▶ **Records shown**:
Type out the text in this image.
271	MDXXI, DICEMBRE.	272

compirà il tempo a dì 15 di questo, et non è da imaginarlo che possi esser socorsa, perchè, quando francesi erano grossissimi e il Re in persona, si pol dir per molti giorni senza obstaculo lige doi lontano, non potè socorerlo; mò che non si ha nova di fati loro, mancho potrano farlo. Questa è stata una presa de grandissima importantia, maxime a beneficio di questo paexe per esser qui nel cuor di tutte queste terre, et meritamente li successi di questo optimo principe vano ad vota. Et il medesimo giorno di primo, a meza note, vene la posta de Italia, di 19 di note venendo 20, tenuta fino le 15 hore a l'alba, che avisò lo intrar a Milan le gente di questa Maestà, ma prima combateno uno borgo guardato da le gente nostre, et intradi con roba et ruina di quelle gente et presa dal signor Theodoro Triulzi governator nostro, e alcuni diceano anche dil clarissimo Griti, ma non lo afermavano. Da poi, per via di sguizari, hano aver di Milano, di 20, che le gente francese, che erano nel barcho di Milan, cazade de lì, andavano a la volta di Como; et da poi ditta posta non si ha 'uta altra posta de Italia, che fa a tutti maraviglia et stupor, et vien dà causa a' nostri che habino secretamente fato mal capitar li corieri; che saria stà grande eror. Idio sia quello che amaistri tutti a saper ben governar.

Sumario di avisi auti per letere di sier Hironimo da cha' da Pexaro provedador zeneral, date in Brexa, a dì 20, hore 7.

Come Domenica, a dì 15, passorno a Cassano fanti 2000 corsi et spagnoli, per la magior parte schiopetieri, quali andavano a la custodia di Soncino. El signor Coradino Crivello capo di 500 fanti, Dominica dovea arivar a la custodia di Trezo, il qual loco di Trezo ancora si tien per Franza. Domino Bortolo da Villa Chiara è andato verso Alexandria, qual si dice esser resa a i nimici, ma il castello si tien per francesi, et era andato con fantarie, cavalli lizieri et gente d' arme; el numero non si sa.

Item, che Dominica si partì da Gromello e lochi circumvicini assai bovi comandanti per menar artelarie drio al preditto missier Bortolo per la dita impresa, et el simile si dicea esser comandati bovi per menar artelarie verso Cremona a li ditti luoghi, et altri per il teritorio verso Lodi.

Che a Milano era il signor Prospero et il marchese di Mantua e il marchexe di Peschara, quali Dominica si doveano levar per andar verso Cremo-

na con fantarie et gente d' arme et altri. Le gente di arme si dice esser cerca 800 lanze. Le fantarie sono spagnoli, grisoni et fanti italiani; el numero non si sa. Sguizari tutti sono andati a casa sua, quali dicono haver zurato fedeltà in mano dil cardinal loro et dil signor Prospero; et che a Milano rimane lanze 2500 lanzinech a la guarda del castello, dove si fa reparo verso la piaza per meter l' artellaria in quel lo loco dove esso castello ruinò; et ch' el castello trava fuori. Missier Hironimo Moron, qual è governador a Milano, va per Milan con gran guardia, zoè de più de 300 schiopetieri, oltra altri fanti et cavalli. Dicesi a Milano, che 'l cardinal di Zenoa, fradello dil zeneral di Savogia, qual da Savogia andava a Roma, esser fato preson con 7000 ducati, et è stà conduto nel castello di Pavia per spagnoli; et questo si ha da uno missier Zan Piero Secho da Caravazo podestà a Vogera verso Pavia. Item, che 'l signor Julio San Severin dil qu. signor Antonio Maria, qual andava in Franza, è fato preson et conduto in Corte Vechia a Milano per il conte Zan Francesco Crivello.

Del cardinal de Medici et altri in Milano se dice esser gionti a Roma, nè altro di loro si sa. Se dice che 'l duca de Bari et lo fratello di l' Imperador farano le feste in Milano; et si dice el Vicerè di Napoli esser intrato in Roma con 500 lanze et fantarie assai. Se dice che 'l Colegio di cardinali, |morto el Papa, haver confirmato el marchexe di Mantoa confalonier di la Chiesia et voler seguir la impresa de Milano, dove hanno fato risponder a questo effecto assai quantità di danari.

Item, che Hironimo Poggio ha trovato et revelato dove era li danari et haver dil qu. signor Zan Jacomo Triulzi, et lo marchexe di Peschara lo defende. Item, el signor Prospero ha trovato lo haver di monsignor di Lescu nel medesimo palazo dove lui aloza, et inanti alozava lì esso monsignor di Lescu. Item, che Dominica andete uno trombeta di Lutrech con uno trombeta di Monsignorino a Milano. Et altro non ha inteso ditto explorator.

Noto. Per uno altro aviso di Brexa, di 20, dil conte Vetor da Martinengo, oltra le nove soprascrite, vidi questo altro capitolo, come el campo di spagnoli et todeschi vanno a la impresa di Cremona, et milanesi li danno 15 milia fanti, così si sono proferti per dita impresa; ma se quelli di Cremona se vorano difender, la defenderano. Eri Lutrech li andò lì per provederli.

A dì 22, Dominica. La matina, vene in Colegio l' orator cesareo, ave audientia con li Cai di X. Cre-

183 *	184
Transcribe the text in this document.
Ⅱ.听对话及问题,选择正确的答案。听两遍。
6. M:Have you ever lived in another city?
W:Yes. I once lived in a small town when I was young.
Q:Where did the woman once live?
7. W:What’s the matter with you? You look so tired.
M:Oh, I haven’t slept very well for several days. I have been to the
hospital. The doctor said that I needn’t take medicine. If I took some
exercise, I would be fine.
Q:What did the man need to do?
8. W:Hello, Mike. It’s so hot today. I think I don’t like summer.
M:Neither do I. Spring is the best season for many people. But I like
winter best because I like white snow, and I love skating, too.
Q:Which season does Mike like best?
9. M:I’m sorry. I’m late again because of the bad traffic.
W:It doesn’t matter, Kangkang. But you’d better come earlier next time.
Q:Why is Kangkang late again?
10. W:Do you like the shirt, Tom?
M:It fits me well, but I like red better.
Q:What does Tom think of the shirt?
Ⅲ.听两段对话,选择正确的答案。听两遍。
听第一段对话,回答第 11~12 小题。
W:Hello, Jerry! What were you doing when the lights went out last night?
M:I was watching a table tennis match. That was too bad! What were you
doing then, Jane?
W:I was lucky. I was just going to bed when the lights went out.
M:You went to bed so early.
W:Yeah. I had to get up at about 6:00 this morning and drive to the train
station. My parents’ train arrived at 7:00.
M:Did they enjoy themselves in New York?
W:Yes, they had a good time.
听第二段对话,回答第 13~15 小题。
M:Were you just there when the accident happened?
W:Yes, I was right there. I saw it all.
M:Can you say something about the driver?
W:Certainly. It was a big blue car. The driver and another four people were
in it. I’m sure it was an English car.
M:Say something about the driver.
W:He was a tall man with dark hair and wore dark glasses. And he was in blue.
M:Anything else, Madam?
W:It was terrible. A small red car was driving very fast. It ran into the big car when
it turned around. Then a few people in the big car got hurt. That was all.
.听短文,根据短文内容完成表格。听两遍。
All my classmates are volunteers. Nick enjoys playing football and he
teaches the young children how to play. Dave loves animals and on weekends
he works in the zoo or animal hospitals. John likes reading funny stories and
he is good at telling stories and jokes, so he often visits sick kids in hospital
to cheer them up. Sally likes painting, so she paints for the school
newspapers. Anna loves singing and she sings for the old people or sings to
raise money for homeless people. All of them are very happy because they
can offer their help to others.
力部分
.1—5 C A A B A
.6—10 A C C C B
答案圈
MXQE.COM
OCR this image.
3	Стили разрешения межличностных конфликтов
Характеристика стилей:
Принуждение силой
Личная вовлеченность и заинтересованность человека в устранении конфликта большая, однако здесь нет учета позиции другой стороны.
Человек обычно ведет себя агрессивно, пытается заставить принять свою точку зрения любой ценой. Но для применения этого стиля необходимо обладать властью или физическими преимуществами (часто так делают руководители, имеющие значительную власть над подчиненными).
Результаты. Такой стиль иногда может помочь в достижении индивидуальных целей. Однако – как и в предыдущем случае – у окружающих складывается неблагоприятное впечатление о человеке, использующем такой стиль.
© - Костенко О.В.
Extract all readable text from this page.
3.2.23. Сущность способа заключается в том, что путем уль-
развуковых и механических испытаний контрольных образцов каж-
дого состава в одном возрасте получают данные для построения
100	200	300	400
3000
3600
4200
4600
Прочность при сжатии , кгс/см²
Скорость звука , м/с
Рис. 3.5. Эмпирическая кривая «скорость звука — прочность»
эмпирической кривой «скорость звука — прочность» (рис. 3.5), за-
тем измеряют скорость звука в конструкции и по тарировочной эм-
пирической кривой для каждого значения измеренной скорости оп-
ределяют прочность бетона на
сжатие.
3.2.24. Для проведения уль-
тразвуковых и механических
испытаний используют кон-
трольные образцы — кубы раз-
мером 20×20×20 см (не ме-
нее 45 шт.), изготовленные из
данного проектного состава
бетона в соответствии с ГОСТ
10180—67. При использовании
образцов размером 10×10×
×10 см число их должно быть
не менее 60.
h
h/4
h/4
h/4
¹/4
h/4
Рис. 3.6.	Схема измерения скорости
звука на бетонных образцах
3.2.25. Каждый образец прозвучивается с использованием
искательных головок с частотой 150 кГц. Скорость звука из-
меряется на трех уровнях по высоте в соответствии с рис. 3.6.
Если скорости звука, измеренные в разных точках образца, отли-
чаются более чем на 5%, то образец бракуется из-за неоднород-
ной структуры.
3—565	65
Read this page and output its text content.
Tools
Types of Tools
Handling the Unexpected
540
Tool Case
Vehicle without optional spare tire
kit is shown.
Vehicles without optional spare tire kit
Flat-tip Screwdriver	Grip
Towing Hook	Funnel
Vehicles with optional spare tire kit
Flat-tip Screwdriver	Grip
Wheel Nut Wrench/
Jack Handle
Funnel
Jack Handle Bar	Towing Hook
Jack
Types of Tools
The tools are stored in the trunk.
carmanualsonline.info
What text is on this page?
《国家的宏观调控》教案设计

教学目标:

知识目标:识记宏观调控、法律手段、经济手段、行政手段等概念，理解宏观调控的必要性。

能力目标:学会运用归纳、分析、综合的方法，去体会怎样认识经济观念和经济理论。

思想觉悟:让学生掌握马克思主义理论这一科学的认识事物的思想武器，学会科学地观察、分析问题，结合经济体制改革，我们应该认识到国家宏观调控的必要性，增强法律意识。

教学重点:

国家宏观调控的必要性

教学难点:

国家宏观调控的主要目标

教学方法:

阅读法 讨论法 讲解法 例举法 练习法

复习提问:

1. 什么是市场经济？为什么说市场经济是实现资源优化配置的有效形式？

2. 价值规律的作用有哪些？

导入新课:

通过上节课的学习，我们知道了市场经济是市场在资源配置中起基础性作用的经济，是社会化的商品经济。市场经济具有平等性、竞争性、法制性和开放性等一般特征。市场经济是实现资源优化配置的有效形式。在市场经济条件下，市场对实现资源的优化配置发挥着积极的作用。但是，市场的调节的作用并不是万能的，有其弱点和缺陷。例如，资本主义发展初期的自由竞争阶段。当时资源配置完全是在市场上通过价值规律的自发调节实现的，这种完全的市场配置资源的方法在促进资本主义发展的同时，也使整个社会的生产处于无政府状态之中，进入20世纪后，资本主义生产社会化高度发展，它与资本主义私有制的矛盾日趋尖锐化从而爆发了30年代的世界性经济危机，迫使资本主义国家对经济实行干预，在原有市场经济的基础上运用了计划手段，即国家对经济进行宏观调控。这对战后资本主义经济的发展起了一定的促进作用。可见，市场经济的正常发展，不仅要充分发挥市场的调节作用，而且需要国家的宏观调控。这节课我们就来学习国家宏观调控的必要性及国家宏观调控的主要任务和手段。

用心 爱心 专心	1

▶ **What needs to be done**: Reply with the number of lines in the data that include the string "think" and nothing else.

▶ **Solution to the exercise**: 2